(Items from a dataset)
>>>>
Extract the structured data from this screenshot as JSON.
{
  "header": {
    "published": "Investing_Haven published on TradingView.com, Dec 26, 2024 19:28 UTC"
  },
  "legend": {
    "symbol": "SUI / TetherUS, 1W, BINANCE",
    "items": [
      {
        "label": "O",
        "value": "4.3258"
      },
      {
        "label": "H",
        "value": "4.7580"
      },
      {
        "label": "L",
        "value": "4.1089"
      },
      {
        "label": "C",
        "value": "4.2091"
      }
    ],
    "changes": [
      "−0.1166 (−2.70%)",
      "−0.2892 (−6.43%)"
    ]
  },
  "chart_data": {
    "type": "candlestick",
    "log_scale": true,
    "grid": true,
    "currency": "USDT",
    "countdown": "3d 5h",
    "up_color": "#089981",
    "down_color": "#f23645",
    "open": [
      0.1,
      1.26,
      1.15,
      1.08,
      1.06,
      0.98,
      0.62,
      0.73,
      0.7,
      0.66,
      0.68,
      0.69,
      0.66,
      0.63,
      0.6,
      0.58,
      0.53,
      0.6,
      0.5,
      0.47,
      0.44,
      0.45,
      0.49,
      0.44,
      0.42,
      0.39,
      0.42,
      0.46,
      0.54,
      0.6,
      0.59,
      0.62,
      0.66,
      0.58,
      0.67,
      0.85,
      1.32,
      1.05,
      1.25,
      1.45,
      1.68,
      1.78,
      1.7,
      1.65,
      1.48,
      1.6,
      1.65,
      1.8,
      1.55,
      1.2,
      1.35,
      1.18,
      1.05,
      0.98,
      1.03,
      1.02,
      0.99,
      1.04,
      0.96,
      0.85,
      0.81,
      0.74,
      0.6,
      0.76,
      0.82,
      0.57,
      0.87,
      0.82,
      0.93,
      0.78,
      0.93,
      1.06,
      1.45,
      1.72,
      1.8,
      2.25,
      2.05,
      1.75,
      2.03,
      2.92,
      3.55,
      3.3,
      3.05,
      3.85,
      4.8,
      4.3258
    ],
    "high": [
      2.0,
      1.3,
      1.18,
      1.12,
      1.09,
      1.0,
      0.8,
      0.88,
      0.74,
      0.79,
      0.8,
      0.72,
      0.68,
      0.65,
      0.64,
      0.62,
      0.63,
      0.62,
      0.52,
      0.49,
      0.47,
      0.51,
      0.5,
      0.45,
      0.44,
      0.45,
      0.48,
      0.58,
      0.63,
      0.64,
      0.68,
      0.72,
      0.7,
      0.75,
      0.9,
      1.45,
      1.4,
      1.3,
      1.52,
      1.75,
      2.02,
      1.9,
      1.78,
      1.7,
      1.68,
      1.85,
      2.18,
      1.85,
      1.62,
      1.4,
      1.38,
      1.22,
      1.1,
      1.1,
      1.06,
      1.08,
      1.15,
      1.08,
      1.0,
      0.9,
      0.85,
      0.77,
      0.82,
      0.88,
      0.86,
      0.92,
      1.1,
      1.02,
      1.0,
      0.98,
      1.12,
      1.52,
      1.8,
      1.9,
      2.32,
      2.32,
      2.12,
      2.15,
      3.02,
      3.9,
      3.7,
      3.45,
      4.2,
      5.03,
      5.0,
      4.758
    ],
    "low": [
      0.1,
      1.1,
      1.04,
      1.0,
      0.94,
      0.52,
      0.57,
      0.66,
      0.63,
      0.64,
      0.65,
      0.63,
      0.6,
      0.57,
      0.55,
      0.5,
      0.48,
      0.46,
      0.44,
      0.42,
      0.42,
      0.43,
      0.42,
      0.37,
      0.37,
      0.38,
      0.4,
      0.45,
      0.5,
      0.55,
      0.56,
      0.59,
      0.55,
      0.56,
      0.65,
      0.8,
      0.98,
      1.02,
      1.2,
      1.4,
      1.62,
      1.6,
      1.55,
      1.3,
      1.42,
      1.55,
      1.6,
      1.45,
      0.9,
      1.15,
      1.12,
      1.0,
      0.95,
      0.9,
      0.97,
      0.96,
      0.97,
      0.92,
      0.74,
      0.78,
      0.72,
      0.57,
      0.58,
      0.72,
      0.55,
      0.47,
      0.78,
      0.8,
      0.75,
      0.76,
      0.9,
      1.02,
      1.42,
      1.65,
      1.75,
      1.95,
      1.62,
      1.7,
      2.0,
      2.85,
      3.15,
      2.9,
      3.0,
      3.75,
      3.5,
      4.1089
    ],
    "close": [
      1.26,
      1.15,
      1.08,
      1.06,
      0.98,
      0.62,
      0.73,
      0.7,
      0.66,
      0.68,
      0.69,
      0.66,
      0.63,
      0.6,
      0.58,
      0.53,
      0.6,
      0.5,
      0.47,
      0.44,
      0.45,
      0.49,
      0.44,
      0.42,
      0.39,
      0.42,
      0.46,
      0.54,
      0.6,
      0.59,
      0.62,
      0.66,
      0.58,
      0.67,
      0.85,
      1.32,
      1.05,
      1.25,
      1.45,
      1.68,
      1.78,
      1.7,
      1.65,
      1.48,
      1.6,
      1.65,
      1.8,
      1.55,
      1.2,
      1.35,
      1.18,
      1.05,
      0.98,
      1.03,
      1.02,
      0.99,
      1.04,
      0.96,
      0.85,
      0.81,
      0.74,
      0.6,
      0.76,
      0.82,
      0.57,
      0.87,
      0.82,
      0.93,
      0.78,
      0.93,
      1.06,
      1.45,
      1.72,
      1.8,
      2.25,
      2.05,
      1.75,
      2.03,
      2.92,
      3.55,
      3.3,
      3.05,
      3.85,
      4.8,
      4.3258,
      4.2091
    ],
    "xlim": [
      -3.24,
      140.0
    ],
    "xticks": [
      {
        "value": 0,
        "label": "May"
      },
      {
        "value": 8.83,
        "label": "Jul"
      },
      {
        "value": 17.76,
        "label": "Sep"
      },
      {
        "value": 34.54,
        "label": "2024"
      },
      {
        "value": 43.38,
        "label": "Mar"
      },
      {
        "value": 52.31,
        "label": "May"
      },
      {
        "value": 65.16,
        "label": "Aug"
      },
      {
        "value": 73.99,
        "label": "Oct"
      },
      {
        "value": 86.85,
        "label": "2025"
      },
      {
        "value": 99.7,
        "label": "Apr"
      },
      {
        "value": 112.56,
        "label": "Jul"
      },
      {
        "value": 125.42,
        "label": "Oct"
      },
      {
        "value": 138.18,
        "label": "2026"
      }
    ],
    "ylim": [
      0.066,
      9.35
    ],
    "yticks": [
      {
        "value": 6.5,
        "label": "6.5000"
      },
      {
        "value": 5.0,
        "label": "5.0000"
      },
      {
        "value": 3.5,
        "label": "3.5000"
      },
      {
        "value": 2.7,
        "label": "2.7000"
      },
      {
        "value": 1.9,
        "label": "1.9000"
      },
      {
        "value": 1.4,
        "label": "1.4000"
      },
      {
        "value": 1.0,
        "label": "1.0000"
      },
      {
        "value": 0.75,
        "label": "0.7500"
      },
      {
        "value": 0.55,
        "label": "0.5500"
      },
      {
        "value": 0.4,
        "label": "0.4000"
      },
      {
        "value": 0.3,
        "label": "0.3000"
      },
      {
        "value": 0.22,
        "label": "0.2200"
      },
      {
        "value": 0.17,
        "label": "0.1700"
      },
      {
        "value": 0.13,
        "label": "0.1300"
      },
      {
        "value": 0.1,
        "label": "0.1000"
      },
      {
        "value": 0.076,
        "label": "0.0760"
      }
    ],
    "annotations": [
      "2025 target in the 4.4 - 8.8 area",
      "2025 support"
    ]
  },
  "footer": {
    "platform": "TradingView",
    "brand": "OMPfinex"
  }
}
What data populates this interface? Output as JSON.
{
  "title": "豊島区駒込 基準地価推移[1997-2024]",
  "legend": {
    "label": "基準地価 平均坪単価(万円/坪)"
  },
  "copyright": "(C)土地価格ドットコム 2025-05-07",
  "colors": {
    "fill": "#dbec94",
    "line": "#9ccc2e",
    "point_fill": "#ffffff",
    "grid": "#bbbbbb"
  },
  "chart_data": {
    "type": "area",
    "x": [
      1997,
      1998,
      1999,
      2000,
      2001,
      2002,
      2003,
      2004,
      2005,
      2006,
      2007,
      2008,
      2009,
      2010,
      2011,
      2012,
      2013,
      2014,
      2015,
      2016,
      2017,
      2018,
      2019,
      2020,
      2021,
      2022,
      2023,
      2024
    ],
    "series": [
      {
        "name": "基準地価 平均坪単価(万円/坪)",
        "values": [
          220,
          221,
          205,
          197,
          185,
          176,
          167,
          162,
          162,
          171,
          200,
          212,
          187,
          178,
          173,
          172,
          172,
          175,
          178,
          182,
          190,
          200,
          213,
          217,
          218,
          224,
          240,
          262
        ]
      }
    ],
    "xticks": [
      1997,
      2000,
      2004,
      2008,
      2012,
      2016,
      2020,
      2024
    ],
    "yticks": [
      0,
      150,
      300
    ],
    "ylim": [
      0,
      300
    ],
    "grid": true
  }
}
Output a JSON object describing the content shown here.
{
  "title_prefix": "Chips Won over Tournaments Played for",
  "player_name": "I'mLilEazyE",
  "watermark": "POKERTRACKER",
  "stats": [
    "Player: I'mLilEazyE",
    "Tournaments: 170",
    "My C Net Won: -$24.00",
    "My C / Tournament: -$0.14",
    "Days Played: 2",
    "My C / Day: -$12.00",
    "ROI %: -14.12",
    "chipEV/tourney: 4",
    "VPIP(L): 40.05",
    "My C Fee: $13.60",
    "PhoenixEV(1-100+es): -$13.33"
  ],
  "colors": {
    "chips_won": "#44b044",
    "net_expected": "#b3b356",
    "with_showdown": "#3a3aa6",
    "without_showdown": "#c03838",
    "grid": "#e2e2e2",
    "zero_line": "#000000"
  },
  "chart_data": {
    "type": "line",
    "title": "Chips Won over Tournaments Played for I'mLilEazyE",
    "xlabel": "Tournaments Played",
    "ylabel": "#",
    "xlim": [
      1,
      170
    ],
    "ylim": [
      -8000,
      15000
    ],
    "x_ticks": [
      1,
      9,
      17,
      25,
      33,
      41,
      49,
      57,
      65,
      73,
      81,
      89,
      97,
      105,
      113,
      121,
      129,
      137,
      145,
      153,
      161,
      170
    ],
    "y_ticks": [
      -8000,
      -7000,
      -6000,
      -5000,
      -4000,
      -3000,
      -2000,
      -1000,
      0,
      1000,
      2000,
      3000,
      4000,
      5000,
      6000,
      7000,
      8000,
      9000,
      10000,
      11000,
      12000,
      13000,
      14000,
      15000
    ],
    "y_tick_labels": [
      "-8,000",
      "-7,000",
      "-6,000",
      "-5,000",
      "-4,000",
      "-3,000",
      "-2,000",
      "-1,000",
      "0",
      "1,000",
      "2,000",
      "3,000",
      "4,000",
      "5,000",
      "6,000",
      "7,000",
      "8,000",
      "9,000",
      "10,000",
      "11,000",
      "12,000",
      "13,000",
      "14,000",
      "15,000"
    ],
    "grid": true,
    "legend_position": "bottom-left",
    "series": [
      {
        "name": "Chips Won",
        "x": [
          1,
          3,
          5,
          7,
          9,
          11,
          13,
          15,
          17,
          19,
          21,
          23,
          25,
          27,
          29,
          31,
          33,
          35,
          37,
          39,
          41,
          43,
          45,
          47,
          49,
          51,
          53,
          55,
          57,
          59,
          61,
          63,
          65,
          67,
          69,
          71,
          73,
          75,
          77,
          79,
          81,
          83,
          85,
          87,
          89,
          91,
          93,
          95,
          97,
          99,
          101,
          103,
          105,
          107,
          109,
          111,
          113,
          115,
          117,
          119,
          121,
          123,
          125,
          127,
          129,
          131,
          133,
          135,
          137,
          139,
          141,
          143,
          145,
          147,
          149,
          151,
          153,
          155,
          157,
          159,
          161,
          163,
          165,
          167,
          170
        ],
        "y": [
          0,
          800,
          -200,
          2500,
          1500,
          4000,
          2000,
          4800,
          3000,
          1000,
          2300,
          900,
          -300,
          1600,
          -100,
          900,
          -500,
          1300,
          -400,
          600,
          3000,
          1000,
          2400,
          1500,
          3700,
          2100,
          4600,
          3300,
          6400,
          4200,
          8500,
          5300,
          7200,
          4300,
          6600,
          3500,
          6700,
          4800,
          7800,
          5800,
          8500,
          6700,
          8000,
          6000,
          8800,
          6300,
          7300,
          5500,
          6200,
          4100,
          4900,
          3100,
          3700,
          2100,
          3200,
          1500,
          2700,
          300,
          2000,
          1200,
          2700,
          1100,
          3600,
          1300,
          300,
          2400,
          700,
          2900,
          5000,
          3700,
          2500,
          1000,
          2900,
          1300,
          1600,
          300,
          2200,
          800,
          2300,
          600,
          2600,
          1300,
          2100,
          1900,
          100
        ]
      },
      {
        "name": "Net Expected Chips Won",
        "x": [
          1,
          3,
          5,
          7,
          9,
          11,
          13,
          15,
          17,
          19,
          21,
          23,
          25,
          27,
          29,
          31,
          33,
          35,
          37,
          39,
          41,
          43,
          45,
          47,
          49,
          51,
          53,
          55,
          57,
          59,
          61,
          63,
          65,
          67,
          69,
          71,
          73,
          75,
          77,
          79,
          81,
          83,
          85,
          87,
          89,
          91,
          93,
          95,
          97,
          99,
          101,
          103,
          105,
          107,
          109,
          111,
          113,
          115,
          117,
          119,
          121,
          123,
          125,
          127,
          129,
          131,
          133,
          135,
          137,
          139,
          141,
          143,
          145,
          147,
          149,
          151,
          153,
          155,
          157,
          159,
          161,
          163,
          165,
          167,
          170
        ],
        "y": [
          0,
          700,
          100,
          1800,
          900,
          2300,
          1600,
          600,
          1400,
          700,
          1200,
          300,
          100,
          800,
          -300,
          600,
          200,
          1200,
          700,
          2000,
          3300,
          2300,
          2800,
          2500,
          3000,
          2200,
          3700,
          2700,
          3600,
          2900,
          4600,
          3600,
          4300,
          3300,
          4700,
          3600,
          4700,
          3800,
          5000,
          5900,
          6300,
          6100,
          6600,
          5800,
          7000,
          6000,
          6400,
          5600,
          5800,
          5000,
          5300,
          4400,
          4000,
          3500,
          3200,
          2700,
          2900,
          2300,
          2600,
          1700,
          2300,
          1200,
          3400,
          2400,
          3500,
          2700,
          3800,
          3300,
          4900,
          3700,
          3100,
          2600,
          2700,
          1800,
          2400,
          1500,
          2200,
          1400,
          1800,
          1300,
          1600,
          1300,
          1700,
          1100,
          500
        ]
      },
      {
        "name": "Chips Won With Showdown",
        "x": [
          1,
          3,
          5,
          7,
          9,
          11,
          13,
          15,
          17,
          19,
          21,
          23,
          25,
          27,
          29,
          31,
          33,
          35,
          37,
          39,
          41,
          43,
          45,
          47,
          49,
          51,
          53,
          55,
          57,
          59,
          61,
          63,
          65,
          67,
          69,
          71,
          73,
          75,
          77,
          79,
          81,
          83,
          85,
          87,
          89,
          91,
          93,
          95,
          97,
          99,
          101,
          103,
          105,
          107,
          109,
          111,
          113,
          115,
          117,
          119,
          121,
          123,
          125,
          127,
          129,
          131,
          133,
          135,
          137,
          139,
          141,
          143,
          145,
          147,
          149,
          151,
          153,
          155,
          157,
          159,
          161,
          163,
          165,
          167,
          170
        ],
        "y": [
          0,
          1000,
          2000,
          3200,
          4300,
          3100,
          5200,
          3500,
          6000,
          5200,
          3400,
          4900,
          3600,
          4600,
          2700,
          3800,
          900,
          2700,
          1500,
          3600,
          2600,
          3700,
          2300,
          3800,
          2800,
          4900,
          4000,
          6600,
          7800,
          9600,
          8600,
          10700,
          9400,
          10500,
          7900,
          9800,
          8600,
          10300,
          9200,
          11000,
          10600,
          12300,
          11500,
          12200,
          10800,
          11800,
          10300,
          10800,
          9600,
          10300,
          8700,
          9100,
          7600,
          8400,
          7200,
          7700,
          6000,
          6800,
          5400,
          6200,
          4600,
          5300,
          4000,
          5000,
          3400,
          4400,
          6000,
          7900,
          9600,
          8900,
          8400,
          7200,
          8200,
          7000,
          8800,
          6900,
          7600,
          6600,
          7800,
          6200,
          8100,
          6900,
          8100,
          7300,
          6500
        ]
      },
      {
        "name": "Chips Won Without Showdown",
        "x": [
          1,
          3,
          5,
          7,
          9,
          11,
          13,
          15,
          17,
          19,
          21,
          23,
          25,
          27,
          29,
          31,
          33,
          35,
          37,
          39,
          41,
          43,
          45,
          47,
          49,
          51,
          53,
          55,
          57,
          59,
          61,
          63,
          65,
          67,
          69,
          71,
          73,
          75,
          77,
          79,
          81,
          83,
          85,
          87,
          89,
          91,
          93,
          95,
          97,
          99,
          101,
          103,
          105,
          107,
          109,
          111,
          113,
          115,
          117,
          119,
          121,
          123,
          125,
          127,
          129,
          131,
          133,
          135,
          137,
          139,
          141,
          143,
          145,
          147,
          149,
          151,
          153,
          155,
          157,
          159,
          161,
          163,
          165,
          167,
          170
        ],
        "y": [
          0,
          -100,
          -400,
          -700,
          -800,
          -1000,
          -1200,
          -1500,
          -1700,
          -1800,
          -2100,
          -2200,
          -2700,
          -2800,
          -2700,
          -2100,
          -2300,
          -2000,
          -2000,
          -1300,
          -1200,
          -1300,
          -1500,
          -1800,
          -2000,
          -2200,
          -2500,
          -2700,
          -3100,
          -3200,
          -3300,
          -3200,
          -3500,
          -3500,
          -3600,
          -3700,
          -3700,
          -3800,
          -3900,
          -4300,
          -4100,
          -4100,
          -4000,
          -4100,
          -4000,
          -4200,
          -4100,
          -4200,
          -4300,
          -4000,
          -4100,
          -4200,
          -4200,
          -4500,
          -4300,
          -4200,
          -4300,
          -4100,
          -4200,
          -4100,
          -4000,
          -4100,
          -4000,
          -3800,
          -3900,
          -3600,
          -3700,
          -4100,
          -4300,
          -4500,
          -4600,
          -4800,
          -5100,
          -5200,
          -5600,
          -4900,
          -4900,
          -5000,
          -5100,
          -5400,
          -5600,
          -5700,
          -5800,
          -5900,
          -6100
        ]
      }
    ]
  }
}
<<<<
[Exercise goal]: Look over the material above and show each line where "Tournaments" appears.

[Correct response]:
  "title_prefix": "Chips Won over Tournaments Played for",
    "Tournaments: 170",
    "title": "Chips Won over Tournaments Played for I'mLilEazyE",
    "xlabel": "Tournaments Played",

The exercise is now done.